Source excerpt:
(begin)

Lula spends most of the story as the kidnapped girl at the center of the search, but Esmé Creed-Miles makes sure she isn’t lost in the background. Even in captivity, her performance leaves flashes of fight. Her shoulders tense when her captors move close, her gaze sharpens into defiance, and her sudden outbursts cut through fear. Those moments ripple outward, keeping her present in the story even when the camera turns to the rescue party. For fans of Netflix’s The Sandman, the contrast is striking. Creed-Miles embodies Delirium there, a character steeped in chaos and whimsy. In The Thicket, she pivots to grit and grounded resilience. That shift underscores her range, showing how instinctive choices — quick reactions, unguarded flashes of vulnerability — give Lula life even in silence. She doesn’t play a victim waiting to be saved, she plays someone fighting to survive; and the tension she brings keeps the film from sinking into despair.

(end)

Data provided:
(begin)

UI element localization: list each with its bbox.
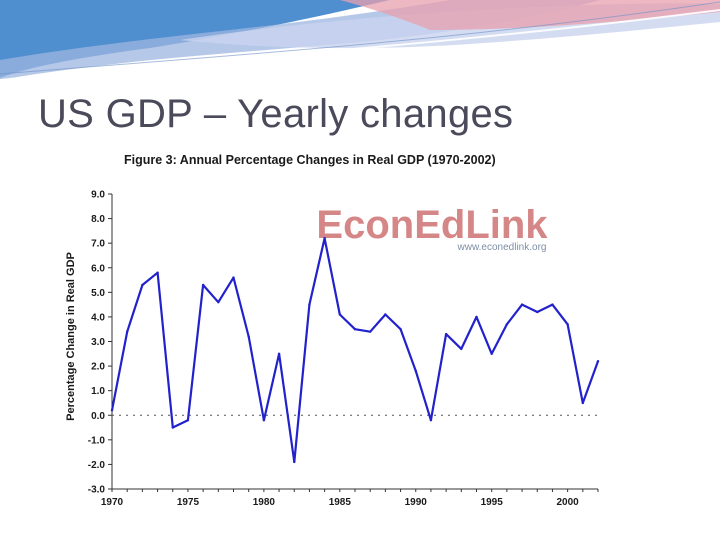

(end)

List every sign of fight that the excerpt on Esmé Creed-Miles's performance as Lula describes her showing in captivity.

- Her shoulders tense when her captors move close.
- Her gaze sharpens into defiance.
- Her sudden outbursts cut through fear.